(The data):

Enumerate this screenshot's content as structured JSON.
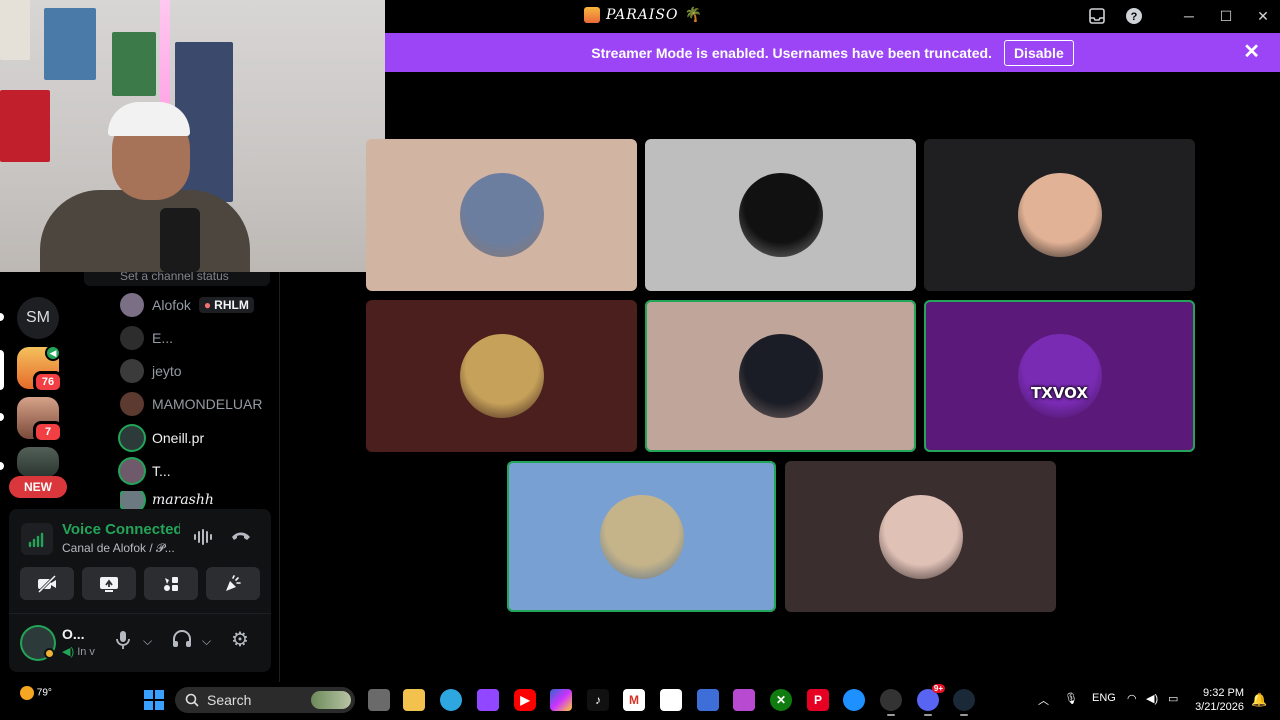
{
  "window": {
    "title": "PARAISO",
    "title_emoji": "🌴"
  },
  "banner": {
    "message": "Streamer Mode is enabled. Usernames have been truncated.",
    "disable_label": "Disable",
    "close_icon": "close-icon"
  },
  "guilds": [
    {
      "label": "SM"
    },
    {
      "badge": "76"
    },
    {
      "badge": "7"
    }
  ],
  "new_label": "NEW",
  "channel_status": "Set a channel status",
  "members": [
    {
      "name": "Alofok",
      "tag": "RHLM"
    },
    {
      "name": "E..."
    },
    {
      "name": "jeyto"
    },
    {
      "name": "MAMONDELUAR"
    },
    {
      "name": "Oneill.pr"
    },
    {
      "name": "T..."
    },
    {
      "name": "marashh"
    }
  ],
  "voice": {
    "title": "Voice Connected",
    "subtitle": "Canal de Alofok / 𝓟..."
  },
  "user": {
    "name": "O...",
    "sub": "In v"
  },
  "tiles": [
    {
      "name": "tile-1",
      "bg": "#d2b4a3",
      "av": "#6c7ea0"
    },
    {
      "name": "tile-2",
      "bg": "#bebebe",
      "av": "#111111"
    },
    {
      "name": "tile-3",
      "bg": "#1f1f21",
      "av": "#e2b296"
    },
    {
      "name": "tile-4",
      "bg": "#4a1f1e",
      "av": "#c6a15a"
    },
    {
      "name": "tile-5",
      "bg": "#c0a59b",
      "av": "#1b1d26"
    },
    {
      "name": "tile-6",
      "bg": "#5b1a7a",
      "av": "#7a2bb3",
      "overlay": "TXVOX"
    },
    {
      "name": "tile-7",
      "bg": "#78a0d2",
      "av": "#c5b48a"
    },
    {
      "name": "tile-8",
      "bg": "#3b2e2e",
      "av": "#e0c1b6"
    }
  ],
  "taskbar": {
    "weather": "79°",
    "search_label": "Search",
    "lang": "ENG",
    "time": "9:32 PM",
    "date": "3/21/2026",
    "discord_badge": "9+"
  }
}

(Description of the task):
A single figure is required: the number of lines above in which the word "Alofok" occurs.

(Task response):
2